**Task objective**
Restate each line of the listing exactly, without carrying over any pictures.

[Dataset items]
****************

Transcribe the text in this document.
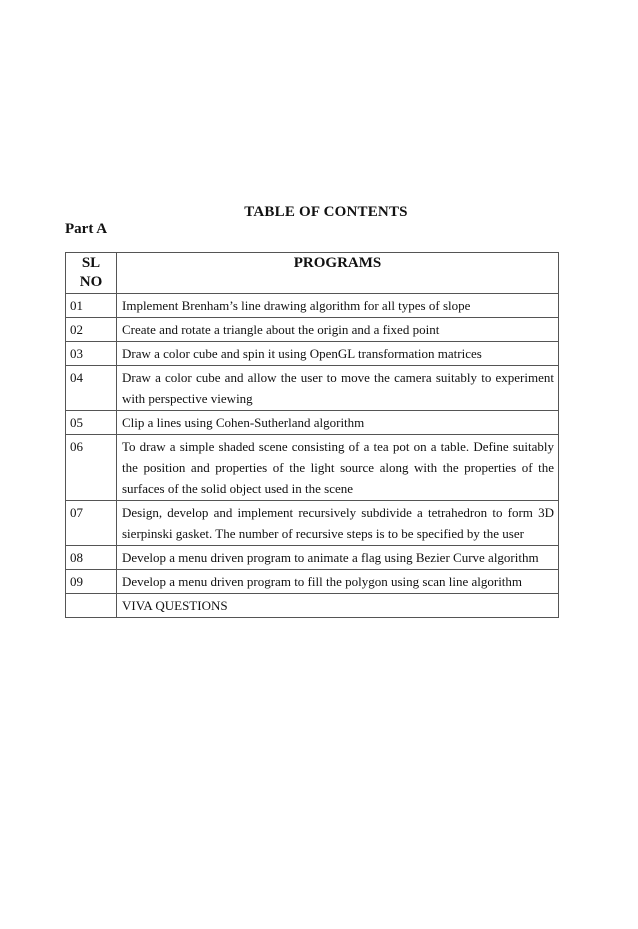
TABLE OF CONTENTS
Part A
SL
NO	PROGRAMS
01	Implement Brenham’s line drawing algorithm for all types of slope
02	Create and rotate a triangle about the origin and a fixed point
03	Draw a color cube and spin it using OpenGL transformation matrices
04	Draw a color cube and allow the user to move the camera suitably to experiment with perspective viewing
05	Clip a lines using Cohen-Sutherland algorithm
06	To draw a simple shaded scene consisting of a tea pot on a table. Define suitably the position and properties of the light source along with the properties of the surfaces of the solid object used in the scene
07	Design, develop and implement recursively subdivide a tetrahedron to form 3D sierpinski gasket. The number of recursive steps is to be specified by the user
08	Develop a menu driven program to animate a flag using Bezier Curve algorithm
09	Develop a menu driven program to fill the polygon using scan line algorithm
	VIVA QUESTIONS
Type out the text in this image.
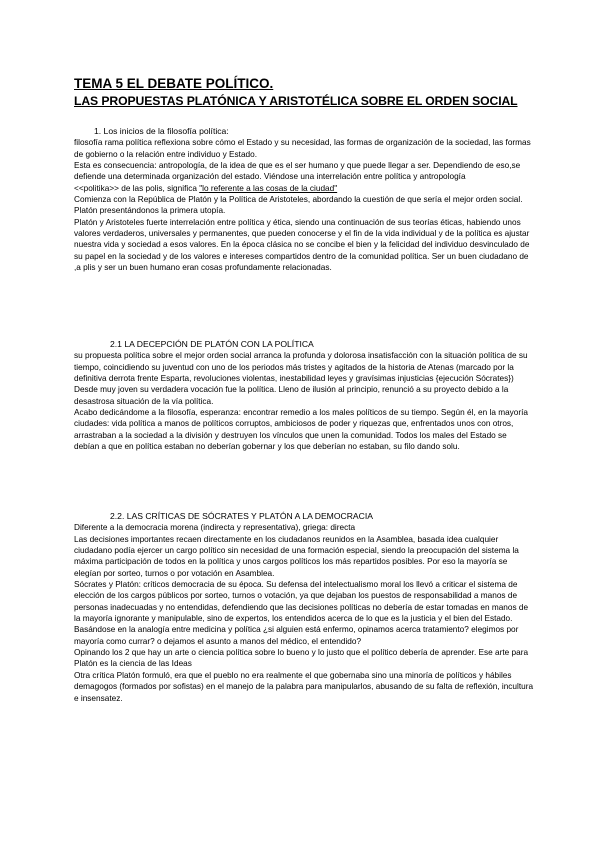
TEMA 5 EL DEBATE POLÍTICO.
LAS PROPUESTAS PLATÓNICA Y ARISTOTÉLICA SOBRE EL ORDEN SOCIAL

1. Los inicios de la filosofía política:

filosofía rama política reflexiona sobre cómo el Estado y su necesidad, las formas de organización de la sociedad, las formas de gobierno o la relación entre individuo y Estado.

Esta es consecuencia: antropología, de la idea de que es el ser humano y que puede llegar a ser. Dependiendo de eso,se defiende una determinada organización del estado. Viéndose una interrelación entre política y antropología

<<politika>> de las polis, significa "lo referente a las cosas de la ciudad"

Comienza con la República de Platón y la Política de Aristoteles, abordando la cuestión de que sería el mejor orden social. Platón presentándonos la primera utopía.

Platón y Aristoteles fuerte interrelación entre política y ética, siendo una continuación de sus teorías éticas, habiendo unos valores verdaderos, universales y permanentes, que pueden conocerse y el fin de la vida individual y de la política es ajustar nuestra vida y sociedad a esos valores. En la época clásica no se concibe el bien y la felicidad del individuo desvinculado de su papel en la sociedad y de los valores e intereses compartidos dentro de la comunidad política. Ser un buen ciudadano de ,a plis y ser un buen humano eran cosas profundamente relacionadas.

2.1 LA DECEPCIÓN DE PLATÓN CON LA POLÍTICA

su propuesta política sobre el mejor orden social arranca la profunda y dolorosa insatisfacción con la situación política de su tiempo, coincidiendo su juventud con uno de los periodos más tristes y agitados de la historia de Atenas (marcado por la definitiva derrota frente Esparta, revoluciones violentas, inestabilidad leyes y gravísimas injusticias {ejecución Sócrates})

Desde muy joven su verdadera vocación fue la política. Lleno de ilusión al principio, renunció a su proyecto debido a la desastrosa situación de la vía política.

Acabo dedicándome a la filosofía, esperanza: encontrar remedio a los males políticos de su tiempo. Según él, en la mayoría ciudades: vida política a manos de políticos corruptos, ambiciosos de poder y riquezas que, enfrentados unos con otros, arrastraban a la sociedad a la división y destruyen los vínculos que unen la comunidad. Todos los males del Estado se debían a que en política estaban no deberían gobernar y los que deberían no estaban, su filo dando solu.

2.2. LAS CRÍTICAS DE SÓCRATES Y PLATÓN A LA DEMOCRACIA

Diferente a la democracia morena (indirecta y representativa), griega: directa

Las decisiones importantes recaen directamente en los ciudadanos reunidos en la Asamblea, basada idea cualquier ciudadano podía ejercer un cargo político sin necesidad de una formación especial, siendo la preocupación del sistema la máxima participación de todos en la política y unos cargos políticos los más repartidos posibles. Por eso la mayoría se elegían por sorteo, turnos o por votación en Asamblea.

Sócrates y Platón: críticos democracia de su época. Su defensa del intelectualismo moral los llevó a criticar el sistema de elección de los cargos públicos por sorteo, turnos o votación, ya que dejaban los puestos de responsabilidad a manos de personas inadecuadas y no entendidas, defendiendo que las decisiones políticas no debería de estar tomadas en manos de la mayoría ignorante y manipulable, sino de expertos, los entendidos acerca de lo que es la justicia y el bien del Estado. Basándose en la analogía entre medicina y política ¿si alguien está enfermo, opinamos acerca tratamiento? elegimos por mayoría como currar? o dejamos el asunto a manos del médico, el entendido?

Opinando los 2 que hay un arte o ciencia política sobre lo bueno y lo justo que el político debería de aprender. Ese arte para Platón es la ciencia de las Ideas

Otra crítica Platón formuló, era que el pueblo no era realmente el que gobernaba sino una minoría de políticos y hábiles demagogos (formados por sofistas) en el manejo de la palabra para manipularlos, abusando de su falta de reflexión, incultura e insensatez.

****************

**Solved exercise**
Transcribe the text in this document.
TABLE OF CONTENTS
Part A
SL
NO	PROGRAMS
01	Implement Brenham’s line drawing algorithm for all types of slope
02	Create and rotate a triangle about the origin and a fixed point
03	Draw a color cube and spin it using OpenGL transformation matrices
04	Draw a color cube and allow the user to move the camera suitably to experiment with perspective viewing
05	Clip a lines using Cohen-Sutherland algorithm
06	To draw a simple shaded scene consisting of a tea pot on a table. Define suitably the position and properties of the light source along with the properties of the surfaces of the solid object used in the scene
07	Design, develop and implement recursively subdivide a tetrahedron to form 3D sierpinski gasket. The number of recursive steps is to be specified by the user
08	Develop a menu driven program to animate a flag using Bezier Curve algorithm
09	Develop a menu driven program to fill the polygon using scan line algorithm
	VIVA QUESTIONS
Type out the text in this image.
TEMA 5 EL DEBATE POLÍTICO.
LAS PROPUESTAS PLATÓNICA Y ARISTOTÉLICA SOBRE EL ORDEN SOCIAL

1. Los inicios de la filosofía política:

filosofía rama política reflexiona sobre cómo el Estado y su necesidad, las formas de organización de la sociedad, las formas de gobierno o la relación entre individuo y Estado.

Esta es consecuencia: antropología, de la idea de que es el ser humano y que puede llegar a ser. Dependiendo de eso,se defiende una determinada organización del estado. Viéndose una interrelación entre política y antropología

<<politika>> de las polis, significa "lo referente a las cosas de la ciudad"

Comienza con la República de Platón y la Política de Aristoteles, abordando la cuestión de que sería el mejor orden social. Platón presentándonos la primera utopía.

Platón y Aristoteles fuerte interrelación entre política y ética, siendo una continuación de sus teorías éticas, habiendo unos valores verdaderos, universales y permanentes, que pueden conocerse y el fin de la vida individual y de la política es ajustar nuestra vida y sociedad a esos valores. En la época clásica no se concibe el bien y la felicidad del individuo desvinculado de su papel en la sociedad y de los valores e intereses compartidos dentro de la comunidad política. Ser un buen ciudadano de ,a plis y ser un buen humano eran cosas profundamente relacionadas.

2.1 LA DECEPCIÓN DE PLATÓN CON LA POLÍTICA

su propuesta política sobre el mejor orden social arranca la profunda y dolorosa insatisfacción con la situación política de su tiempo, coincidiendo su juventud con uno de los periodos más tristes y agitados de la historia de Atenas (marcado por la definitiva derrota frente Esparta, revoluciones violentas, inestabilidad leyes y gravísimas injusticias {ejecución Sócrates})

Desde muy joven su verdadera vocación fue la política. Lleno de ilusión al principio, renunció a su proyecto debido a la desastrosa situación de la vía política.

Acabo dedicándome a la filosofía, esperanza: encontrar remedio a los males políticos de su tiempo. Según él, en la mayoría ciudades: vida política a manos de políticos corruptos, ambiciosos de poder y riquezas que, enfrentados unos con otros, arrastraban a la sociedad a la división y destruyen los vínculos que unen la comunidad. Todos los males del Estado se debían a que en política estaban no deberían gobernar y los que deberían no estaban, su filo dando solu.

2.2. LAS CRÍTICAS DE SÓCRATES Y PLATÓN A LA DEMOCRACIA

Diferente a la democracia morena (indirecta y representativa), griega: directa

Las decisiones importantes recaen directamente en los ciudadanos reunidos en la Asamblea, basada idea cualquier ciudadano podía ejercer un cargo político sin necesidad de una formación especial, siendo la preocupación del sistema la máxima participación de todos en la política y unos cargos políticos los más repartidos posibles. Por eso la mayoría se elegían por sorteo, turnos o por votación en Asamblea.

Sócrates y Platón: críticos democracia de su época. Su defensa del intelectualismo moral los llevó a criticar el sistema de elección de los cargos públicos por sorteo, turnos o votación, ya que dejaban los puestos de responsabilidad a manos de personas inadecuadas y no entendidas, defendiendo que las decisiones políticas no debería de estar tomadas en manos de la mayoría ignorante y manipulable, sino de expertos, los entendidos acerca de lo que es la justicia y el bien del Estado. Basándose en la analogía entre medicina y política ¿si alguien está enfermo, opinamos acerca tratamiento? elegimos por mayoría como currar? o dejamos el asunto a manos del médico, el entendido?

Opinando los 2 que hay un arte o ciencia política sobre lo bueno y lo justo que el político debería de aprender. Ese arte para Platón es la ciencia de las Ideas

Otra crítica Platón formuló, era que el pueblo no era realmente el que gobernaba sino una minoría de políticos y hábiles demagogos (formados por sofistas) en el manejo de la palabra para manipularlos, abusando de su falta de reflexión, incultura e insensatez.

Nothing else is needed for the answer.